Stated task => Restate the whole listing exactly.

Records from a data source
○ ○ ○ ○

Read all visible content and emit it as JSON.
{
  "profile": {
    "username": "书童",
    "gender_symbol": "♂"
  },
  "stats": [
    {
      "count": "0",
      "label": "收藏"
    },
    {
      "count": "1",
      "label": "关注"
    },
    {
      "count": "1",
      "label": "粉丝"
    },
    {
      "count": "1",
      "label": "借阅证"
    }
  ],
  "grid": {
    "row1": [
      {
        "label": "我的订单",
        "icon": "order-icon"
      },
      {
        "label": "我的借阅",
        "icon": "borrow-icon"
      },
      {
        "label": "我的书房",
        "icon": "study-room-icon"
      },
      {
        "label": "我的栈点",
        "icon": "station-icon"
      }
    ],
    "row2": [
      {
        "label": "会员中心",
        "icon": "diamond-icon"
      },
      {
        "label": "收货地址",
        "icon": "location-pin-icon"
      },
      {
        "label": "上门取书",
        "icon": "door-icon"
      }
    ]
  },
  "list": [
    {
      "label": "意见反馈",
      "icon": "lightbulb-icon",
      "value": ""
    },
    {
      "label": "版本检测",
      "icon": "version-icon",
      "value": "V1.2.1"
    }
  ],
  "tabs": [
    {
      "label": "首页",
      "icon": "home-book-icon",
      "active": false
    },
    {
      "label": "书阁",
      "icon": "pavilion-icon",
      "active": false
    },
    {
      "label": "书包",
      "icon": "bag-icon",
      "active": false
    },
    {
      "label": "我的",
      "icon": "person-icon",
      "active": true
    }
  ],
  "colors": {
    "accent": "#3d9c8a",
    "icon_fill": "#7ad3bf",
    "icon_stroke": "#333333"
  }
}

○ ○ ○ ○

Answer to the problem =>
Read all visible content and emit it as JSON.
{
  "profile": {
    "username": "书童",
    "gender_symbol": "♂"
  },
  "stats": [
    {
      "count": "0",
      "label": "收藏"
    },
    {
      "count": "1",
      "label": "关注"
    },
    {
      "count": "1",
      "label": "粉丝"
    },
    {
      "count": "1",
      "label": "借阅证"
    }
  ],
  "grid": {
    "row1": [
      {
        "label": "我的订单",
        "icon": "order-icon"
      },
      {
        "label": "我的借阅",
        "icon": "borrow-icon"
      },
      {
        "label": "我的书房",
        "icon": "study-room-icon"
      },
      {
        "label": "我的栈点",
        "icon": "station-icon"
      }
    ],
    "row2": [
      {
        "label": "会员中心",
        "icon": "diamond-icon"
      },
      {
        "label": "收货地址",
        "icon": "location-pin-icon"
      },
      {
        "label": "上门取书",
        "icon": "door-icon"
      }
    ]
  },
  "list": [
    {
      "label": "意见反馈",
      "icon": "lightbulb-icon",
      "value": ""
    },
    {
      "label": "版本检测",
      "icon": "version-icon",
      "value": "V1.2.1"
    }
  ],
  "tabs": [
    {
      "label": "首页",
      "icon": "home-book-icon",
      "active": false
    },
    {
      "label": "书阁",
      "icon": "pavilion-icon",
      "active": false
    },
    {
      "label": "书包",
      "icon": "bag-icon",
      "active": false
    },
    {
      "label": "我的",
      "icon": "person-icon",
      "active": true
    }
  ],
  "colors": {
    "accent": "#3d9c8a",
    "icon_fill": "#7ad3bf",
    "icon_stroke": "#333333"
  }
}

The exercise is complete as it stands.